_WORK INSTRUCTIONS_
Would you transcribe the listing that follows, character for character, and omit its images?

────

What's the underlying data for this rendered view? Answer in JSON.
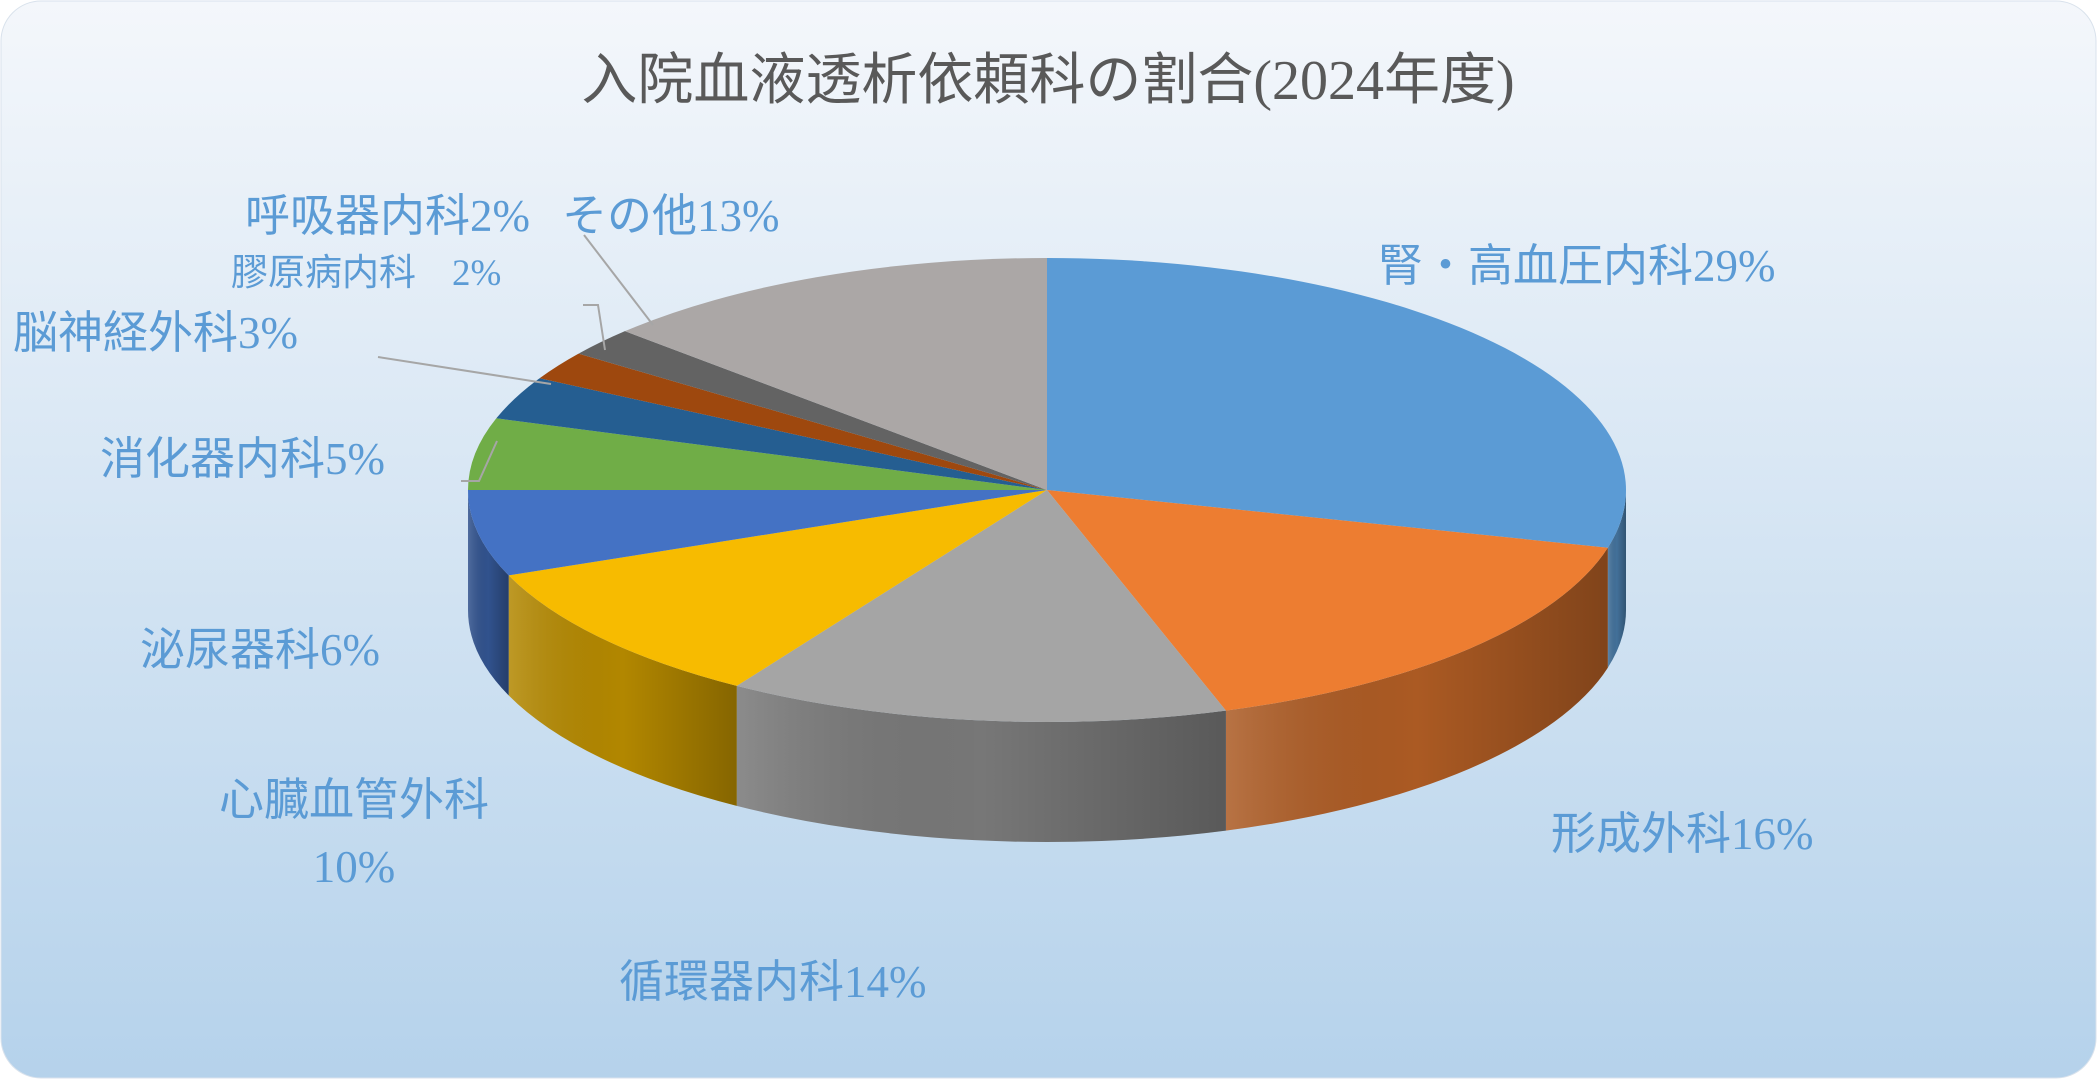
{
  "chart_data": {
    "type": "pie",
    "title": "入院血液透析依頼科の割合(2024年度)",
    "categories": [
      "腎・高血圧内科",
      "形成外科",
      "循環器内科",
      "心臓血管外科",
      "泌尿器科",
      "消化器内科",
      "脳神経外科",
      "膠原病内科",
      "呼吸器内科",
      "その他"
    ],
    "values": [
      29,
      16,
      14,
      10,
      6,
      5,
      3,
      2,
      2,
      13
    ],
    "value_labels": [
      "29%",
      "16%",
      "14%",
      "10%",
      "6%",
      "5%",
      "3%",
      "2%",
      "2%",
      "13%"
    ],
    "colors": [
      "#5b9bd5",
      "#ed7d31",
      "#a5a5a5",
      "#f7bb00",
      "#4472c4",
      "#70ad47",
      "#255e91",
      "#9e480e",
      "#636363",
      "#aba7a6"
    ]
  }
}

────

_RESPONSE TO THE TASK_
What's the underlying data for this rendered view? Answer in JSON.
{
  "chart_data": {
    "type": "pie",
    "title": "入院血液透析依頼科の割合(2024年度)",
    "categories": [
      "腎・高血圧内科",
      "形成外科",
      "循環器内科",
      "心臓血管外科",
      "泌尿器科",
      "消化器内科",
      "脳神経外科",
      "膠原病内科",
      "呼吸器内科",
      "その他"
    ],
    "values": [
      29,
      16,
      14,
      10,
      6,
      5,
      3,
      2,
      2,
      13
    ],
    "value_labels": [
      "29%",
      "16%",
      "14%",
      "10%",
      "6%",
      "5%",
      "3%",
      "2%",
      "2%",
      "13%"
    ],
    "colors": [
      "#5b9bd5",
      "#ed7d31",
      "#a5a5a5",
      "#f7bb00",
      "#4472c4",
      "#70ad47",
      "#255e91",
      "#9e480e",
      "#636363",
      "#aba7a6"
    ]
  }
}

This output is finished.